Stored items from a collection:
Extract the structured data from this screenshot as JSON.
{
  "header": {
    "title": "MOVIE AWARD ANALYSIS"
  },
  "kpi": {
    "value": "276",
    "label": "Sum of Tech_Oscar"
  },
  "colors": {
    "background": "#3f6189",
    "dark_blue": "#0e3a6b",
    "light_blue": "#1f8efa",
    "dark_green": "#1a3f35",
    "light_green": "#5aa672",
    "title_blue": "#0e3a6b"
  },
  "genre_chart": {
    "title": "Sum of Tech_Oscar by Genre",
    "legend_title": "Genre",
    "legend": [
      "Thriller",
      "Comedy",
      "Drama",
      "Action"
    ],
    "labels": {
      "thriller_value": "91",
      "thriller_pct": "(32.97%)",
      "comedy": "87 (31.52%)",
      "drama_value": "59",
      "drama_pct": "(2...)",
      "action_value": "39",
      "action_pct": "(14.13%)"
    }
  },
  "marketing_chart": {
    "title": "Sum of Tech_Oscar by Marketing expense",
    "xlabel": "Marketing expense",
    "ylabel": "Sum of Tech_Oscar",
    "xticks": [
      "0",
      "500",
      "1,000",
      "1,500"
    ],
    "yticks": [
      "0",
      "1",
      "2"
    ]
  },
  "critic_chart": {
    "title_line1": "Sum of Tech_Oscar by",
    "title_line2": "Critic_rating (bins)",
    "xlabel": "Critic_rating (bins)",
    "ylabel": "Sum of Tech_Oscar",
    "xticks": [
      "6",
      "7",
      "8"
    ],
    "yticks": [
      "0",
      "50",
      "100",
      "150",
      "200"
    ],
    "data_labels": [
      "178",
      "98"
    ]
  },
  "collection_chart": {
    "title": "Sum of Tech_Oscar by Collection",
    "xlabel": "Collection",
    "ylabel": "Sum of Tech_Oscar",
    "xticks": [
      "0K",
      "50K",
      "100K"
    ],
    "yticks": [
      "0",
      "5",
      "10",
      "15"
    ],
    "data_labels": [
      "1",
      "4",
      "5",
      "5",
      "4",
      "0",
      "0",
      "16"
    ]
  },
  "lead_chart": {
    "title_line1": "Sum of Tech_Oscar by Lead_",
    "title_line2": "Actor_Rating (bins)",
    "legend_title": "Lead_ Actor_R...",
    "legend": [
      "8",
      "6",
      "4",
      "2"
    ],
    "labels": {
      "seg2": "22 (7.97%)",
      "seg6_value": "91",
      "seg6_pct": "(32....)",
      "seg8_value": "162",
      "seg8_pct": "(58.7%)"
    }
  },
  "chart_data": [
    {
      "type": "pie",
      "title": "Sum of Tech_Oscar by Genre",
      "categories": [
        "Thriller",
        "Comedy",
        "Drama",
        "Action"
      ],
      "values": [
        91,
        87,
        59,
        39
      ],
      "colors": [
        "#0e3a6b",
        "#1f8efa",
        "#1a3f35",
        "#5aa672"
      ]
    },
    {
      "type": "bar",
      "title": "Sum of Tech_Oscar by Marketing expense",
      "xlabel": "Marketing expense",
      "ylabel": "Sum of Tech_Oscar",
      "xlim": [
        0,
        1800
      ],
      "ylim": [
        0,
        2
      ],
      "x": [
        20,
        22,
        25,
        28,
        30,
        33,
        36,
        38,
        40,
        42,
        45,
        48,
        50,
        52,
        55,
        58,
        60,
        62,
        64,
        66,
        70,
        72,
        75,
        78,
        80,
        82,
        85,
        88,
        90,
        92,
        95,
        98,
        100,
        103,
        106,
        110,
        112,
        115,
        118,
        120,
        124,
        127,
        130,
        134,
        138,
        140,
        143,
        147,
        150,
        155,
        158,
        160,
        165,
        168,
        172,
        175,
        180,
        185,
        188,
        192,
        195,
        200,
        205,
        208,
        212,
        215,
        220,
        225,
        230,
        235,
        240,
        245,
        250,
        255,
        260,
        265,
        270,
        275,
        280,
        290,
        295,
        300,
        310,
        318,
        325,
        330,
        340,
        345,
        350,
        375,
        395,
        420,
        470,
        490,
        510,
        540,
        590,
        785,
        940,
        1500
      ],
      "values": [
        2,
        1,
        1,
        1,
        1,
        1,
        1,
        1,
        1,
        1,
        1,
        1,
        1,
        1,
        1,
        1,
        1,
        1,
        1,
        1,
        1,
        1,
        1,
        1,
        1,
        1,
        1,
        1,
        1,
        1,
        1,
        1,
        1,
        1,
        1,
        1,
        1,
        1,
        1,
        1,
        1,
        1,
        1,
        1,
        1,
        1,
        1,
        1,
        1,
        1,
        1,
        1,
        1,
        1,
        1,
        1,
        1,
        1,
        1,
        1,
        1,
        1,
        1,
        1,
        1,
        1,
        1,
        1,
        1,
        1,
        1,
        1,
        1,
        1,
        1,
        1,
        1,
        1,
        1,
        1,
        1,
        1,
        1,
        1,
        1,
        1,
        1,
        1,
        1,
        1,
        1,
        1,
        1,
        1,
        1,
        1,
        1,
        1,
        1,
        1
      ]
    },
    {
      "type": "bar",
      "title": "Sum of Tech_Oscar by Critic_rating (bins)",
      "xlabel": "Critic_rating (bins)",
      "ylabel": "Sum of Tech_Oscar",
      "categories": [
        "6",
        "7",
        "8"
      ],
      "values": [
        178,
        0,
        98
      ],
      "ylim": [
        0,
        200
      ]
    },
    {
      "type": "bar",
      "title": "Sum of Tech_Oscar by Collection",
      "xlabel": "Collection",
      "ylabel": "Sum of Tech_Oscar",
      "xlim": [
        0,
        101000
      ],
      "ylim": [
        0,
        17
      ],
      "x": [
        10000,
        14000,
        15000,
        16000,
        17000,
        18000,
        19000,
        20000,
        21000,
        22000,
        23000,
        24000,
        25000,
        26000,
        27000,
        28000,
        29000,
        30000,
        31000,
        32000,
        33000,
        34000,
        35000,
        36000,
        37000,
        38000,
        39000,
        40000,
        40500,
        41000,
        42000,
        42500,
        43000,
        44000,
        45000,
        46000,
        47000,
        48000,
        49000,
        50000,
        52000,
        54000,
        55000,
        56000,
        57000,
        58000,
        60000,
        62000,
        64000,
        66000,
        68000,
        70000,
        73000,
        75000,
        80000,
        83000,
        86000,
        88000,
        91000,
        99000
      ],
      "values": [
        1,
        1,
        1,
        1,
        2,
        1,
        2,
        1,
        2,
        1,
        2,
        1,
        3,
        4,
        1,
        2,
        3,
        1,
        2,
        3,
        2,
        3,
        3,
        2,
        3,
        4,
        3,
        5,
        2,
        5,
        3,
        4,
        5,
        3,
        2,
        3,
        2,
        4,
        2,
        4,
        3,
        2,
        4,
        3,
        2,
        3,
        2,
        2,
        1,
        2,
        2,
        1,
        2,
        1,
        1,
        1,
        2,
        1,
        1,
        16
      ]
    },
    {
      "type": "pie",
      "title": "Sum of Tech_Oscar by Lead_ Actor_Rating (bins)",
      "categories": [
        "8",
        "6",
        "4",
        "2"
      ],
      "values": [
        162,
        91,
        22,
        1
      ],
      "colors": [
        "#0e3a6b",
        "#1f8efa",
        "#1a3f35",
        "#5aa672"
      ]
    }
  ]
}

* [Written exercise]: Would you reproduce all the entries exactly?

* [Answer below]:
Extract the structured data from this screenshot as JSON.
{
  "header": {
    "title": "MOVIE AWARD ANALYSIS"
  },
  "kpi": {
    "value": "276",
    "label": "Sum of Tech_Oscar"
  },
  "colors": {
    "background": "#3f6189",
    "dark_blue": "#0e3a6b",
    "light_blue": "#1f8efa",
    "dark_green": "#1a3f35",
    "light_green": "#5aa672",
    "title_blue": "#0e3a6b"
  },
  "genre_chart": {
    "title": "Sum of Tech_Oscar by Genre",
    "legend_title": "Genre",
    "legend": [
      "Thriller",
      "Comedy",
      "Drama",
      "Action"
    ],
    "labels": {
      "thriller_value": "91",
      "thriller_pct": "(32.97%)",
      "comedy": "87 (31.52%)",
      "drama_value": "59",
      "drama_pct": "(2...)",
      "action_value": "39",
      "action_pct": "(14.13%)"
    }
  },
  "marketing_chart": {
    "title": "Sum of Tech_Oscar by Marketing expense",
    "xlabel": "Marketing expense",
    "ylabel": "Sum of Tech_Oscar",
    "xticks": [
      "0",
      "500",
      "1,000",
      "1,500"
    ],
    "yticks": [
      "0",
      "1",
      "2"
    ]
  },
  "critic_chart": {
    "title_line1": "Sum of Tech_Oscar by",
    "title_line2": "Critic_rating (bins)",
    "xlabel": "Critic_rating (bins)",
    "ylabel": "Sum of Tech_Oscar",
    "xticks": [
      "6",
      "7",
      "8"
    ],
    "yticks": [
      "0",
      "50",
      "100",
      "150",
      "200"
    ],
    "data_labels": [
      "178",
      "98"
    ]
  },
  "collection_chart": {
    "title": "Sum of Tech_Oscar by Collection",
    "xlabel": "Collection",
    "ylabel": "Sum of Tech_Oscar",
    "xticks": [
      "0K",
      "50K",
      "100K"
    ],
    "yticks": [
      "0",
      "5",
      "10",
      "15"
    ],
    "data_labels": [
      "1",
      "4",
      "5",
      "5",
      "4",
      "0",
      "0",
      "16"
    ]
  },
  "lead_chart": {
    "title_line1": "Sum of Tech_Oscar by Lead_",
    "title_line2": "Actor_Rating (bins)",
    "legend_title": "Lead_ Actor_R...",
    "legend": [
      "8",
      "6",
      "4",
      "2"
    ],
    "labels": {
      "seg2": "22 (7.97%)",
      "seg6_value": "91",
      "seg6_pct": "(32....)",
      "seg8_value": "162",
      "seg8_pct": "(58.7%)"
    }
  },
  "chart_data": [
    {
      "type": "pie",
      "title": "Sum of Tech_Oscar by Genre",
      "categories": [
        "Thriller",
        "Comedy",
        "Drama",
        "Action"
      ],
      "values": [
        91,
        87,
        59,
        39
      ],
      "colors": [
        "#0e3a6b",
        "#1f8efa",
        "#1a3f35",
        "#5aa672"
      ]
    },
    {
      "type": "bar",
      "title": "Sum of Tech_Oscar by Marketing expense",
      "xlabel": "Marketing expense",
      "ylabel": "Sum of Tech_Oscar",
      "xlim": [
        0,
        1800
      ],
      "ylim": [
        0,
        2
      ],
      "x": [
        20,
        22,
        25,
        28,
        30,
        33,
        36,
        38,
        40,
        42,
        45,
        48,
        50,
        52,
        55,
        58,
        60,
        62,
        64,
        66,
        70,
        72,
        75,
        78,
        80,
        82,
        85,
        88,
        90,
        92,
        95,
        98,
        100,
        103,
        106,
        110,
        112,
        115,
        118,
        120,
        124,
        127,
        130,
        134,
        138,
        140,
        143,
        147,
        150,
        155,
        158,
        160,
        165,
        168,
        172,
        175,
        180,
        185,
        188,
        192,
        195,
        200,
        205,
        208,
        212,
        215,
        220,
        225,
        230,
        235,
        240,
        245,
        250,
        255,
        260,
        265,
        270,
        275,
        280,
        290,
        295,
        300,
        310,
        318,
        325,
        330,
        340,
        345,
        350,
        375,
        395,
        420,
        470,
        490,
        510,
        540,
        590,
        785,
        940,
        1500
      ],
      "values": [
        2,
        1,
        1,
        1,
        1,
        1,
        1,
        1,
        1,
        1,
        1,
        1,
        1,
        1,
        1,
        1,
        1,
        1,
        1,
        1,
        1,
        1,
        1,
        1,
        1,
        1,
        1,
        1,
        1,
        1,
        1,
        1,
        1,
        1,
        1,
        1,
        1,
        1,
        1,
        1,
        1,
        1,
        1,
        1,
        1,
        1,
        1,
        1,
        1,
        1,
        1,
        1,
        1,
        1,
        1,
        1,
        1,
        1,
        1,
        1,
        1,
        1,
        1,
        1,
        1,
        1,
        1,
        1,
        1,
        1,
        1,
        1,
        1,
        1,
        1,
        1,
        1,
        1,
        1,
        1,
        1,
        1,
        1,
        1,
        1,
        1,
        1,
        1,
        1,
        1,
        1,
        1,
        1,
        1,
        1,
        1,
        1,
        1,
        1,
        1
      ]
    },
    {
      "type": "bar",
      "title": "Sum of Tech_Oscar by Critic_rating (bins)",
      "xlabel": "Critic_rating (bins)",
      "ylabel": "Sum of Tech_Oscar",
      "categories": [
        "6",
        "7",
        "8"
      ],
      "values": [
        178,
        0,
        98
      ],
      "ylim": [
        0,
        200
      ]
    },
    {
      "type": "bar",
      "title": "Sum of Tech_Oscar by Collection",
      "xlabel": "Collection",
      "ylabel": "Sum of Tech_Oscar",
      "xlim": [
        0,
        101000
      ],
      "ylim": [
        0,
        17
      ],
      "x": [
        10000,
        14000,
        15000,
        16000,
        17000,
        18000,
        19000,
        20000,
        21000,
        22000,
        23000,
        24000,
        25000,
        26000,
        27000,
        28000,
        29000,
        30000,
        31000,
        32000,
        33000,
        34000,
        35000,
        36000,
        37000,
        38000,
        39000,
        40000,
        40500,
        41000,
        42000,
        42500,
        43000,
        44000,
        45000,
        46000,
        47000,
        48000,
        49000,
        50000,
        52000,
        54000,
        55000,
        56000,
        57000,
        58000,
        60000,
        62000,
        64000,
        66000,
        68000,
        70000,
        73000,
        75000,
        80000,
        83000,
        86000,
        88000,
        91000,
        99000
      ],
      "values": [
        1,
        1,
        1,
        1,
        2,
        1,
        2,
        1,
        2,
        1,
        2,
        1,
        3,
        4,
        1,
        2,
        3,
        1,
        2,
        3,
        2,
        3,
        3,
        2,
        3,
        4,
        3,
        5,
        2,
        5,
        3,
        4,
        5,
        3,
        2,
        3,
        2,
        4,
        2,
        4,
        3,
        2,
        4,
        3,
        2,
        3,
        2,
        2,
        1,
        2,
        2,
        1,
        2,
        1,
        1,
        1,
        2,
        1,
        1,
        16
      ]
    },
    {
      "type": "pie",
      "title": "Sum of Tech_Oscar by Lead_ Actor_Rating (bins)",
      "categories": [
        "8",
        "6",
        "4",
        "2"
      ],
      "values": [
        162,
        91,
        22,
        1
      ],
      "colors": [
        "#0e3a6b",
        "#1f8efa",
        "#1a3f35",
        "#5aa672"
      ]
    }
  ]
}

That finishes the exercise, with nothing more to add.